Text excerpt
==========
The Dead Kings DLC takes Assassin’s Creed: Unity somewhere the series has rarely gone before: underneath the streets as well as above them. Arno’s adventure in the dark and sometimes disorienting catacombs beneath Franciade changes up the established AC formula and provides some excellent opportunities for stealth, though Ubisoft once again fails to prop it up with a solid narrative.
What most surprised me about this first DLC pack (other than its apologetic price tag of $0) is the sheer size of it. I'm not only referring to the scope and scale of the new city of Franciade (modern-day Saint-Denis), but also to how densely packed its streets, rooftops, graveyards, and catacombs are with new missions, activities, and collectibles.While the new location itself is large - easily one-fourth the size of Ubisoft's Paris and bigger than the starting area of Versailles - the above-ground sections don't feel all that different from the areas that we left behind in Paris. Arno will still shove his way through the same crowds of repeated NPCs (that occasionally float over one another) and clamber over similar rooftops, so the only thing that separates these streets from those in Paris are the permanently overcast skies and a haunting layer of fog that blankets the city. It provides an interesting new aesthetic, but I was glad to see the familiar setting disappeared almost entirely once I descended into the labyrinthine tunnels that make up two of Franciade's five districts.
Exploring the maze-like crypts and catacombs of Dead Kings is, at least at first, both entertaining and a refreshing spin on Unity's gameplay. These subterranean areas are much larger than I expected, and the tight, narrow passageways that give way to huge underground caverns help create a genuinely tense feeling of never knowing what’s around the next corner. Couple that with some of the simple-yet-satisfying puzzles found underground, and I half-expected Arno to don a whip and fedora and start grumbling about Atlantis.
However, some of the winding corridors and overlapping pathways of this decidedly unique setting make it a bit too easy to get lost in the darkness, even when using map waypoints. After finding myself hopelessly lost for the fourth or fifth time, I realized that I had no desire to return to the underworld of Franciade after completing the main story missions (aside from my borderline compulsive need to collect everything).The story certainly didn’t give me a reason to replay the new missions. Dead Kings’s plot spends its roughly two hours focused on Arno retrieving an artifact from deep within the tombs beneath Saint-Denis for the Marquis de Sade, but this simple heist becomes much too complicated much too quickly. Former allies become enemies with hardly any explanation, supernatural forces appear, and Arno even has his very own annoying Robin-style kid sidekick. It almost feels like four or five different storylines were shoehorned into one.
==========
Supplied information
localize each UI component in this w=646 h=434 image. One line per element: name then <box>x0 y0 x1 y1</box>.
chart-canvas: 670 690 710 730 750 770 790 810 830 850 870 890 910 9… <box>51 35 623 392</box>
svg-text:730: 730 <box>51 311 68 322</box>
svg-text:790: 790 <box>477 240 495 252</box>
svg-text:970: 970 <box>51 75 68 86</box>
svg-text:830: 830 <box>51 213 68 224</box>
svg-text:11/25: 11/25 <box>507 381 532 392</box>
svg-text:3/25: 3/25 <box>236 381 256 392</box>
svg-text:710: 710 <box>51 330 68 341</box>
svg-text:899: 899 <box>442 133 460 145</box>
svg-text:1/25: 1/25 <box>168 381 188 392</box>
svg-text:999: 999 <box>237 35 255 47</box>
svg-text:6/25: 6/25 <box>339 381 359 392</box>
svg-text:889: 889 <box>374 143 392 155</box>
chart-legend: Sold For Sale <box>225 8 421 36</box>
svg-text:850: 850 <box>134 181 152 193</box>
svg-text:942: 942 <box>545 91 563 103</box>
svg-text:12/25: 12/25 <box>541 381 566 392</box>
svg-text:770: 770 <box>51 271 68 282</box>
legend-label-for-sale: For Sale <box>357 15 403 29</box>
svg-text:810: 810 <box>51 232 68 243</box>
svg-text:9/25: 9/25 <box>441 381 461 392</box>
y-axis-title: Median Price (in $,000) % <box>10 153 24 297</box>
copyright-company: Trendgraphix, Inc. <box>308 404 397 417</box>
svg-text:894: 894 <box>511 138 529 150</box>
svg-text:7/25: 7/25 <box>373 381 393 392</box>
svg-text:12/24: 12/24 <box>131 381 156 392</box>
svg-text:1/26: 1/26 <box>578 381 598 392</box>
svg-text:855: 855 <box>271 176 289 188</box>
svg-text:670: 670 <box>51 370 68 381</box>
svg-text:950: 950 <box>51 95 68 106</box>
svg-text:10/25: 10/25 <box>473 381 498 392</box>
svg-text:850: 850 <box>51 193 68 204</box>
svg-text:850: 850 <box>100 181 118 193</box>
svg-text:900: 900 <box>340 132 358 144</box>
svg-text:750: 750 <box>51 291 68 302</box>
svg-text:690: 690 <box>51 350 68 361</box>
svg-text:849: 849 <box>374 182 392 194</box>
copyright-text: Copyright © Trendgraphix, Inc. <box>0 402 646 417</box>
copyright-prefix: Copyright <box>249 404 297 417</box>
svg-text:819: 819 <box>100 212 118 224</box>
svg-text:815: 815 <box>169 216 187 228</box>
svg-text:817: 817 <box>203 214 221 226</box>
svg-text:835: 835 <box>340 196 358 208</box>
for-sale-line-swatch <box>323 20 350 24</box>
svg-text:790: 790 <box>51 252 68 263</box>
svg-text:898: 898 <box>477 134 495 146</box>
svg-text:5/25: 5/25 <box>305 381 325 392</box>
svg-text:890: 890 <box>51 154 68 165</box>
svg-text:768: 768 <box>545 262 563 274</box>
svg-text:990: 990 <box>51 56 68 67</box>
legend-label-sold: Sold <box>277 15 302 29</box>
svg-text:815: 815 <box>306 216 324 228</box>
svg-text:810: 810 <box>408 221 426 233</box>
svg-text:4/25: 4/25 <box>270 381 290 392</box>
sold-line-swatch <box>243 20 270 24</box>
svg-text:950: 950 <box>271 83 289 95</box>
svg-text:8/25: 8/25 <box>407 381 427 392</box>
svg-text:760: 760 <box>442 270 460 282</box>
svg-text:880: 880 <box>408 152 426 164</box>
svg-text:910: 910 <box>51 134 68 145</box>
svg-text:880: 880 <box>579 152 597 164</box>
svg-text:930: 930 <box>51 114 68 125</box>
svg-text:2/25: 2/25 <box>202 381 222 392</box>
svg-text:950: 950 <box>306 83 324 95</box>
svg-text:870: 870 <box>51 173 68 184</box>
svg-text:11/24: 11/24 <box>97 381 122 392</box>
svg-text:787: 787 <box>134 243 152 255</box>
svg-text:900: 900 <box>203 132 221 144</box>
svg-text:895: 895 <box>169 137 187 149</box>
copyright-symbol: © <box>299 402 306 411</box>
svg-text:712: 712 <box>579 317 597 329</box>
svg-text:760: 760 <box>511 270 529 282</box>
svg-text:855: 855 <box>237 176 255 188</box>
==========
Things to do
1 – In the Dead Kings review, change "stealth" to "exploration" in the part that opens with "The Dead Kings" and closes with "a solid narrative.", and give that part again.
2 – According to the Dead Kings review, how many of Franciade's five districts are made up of labyrinthine tunnels?

Results in order
1 –
The Dead Kings DLC takes Assassin’s Creed: Unity somewhere the series has rarely gone before: underneath the streets as well as above them. Arno’s adventure in the dark and sometimes disorienting catacombs beneath Franciade changes up the established AC formula and provides some excellent opportunities for exploration, though Ubisoft once again fails to prop it up with a solid narrative.

2 – Two of them.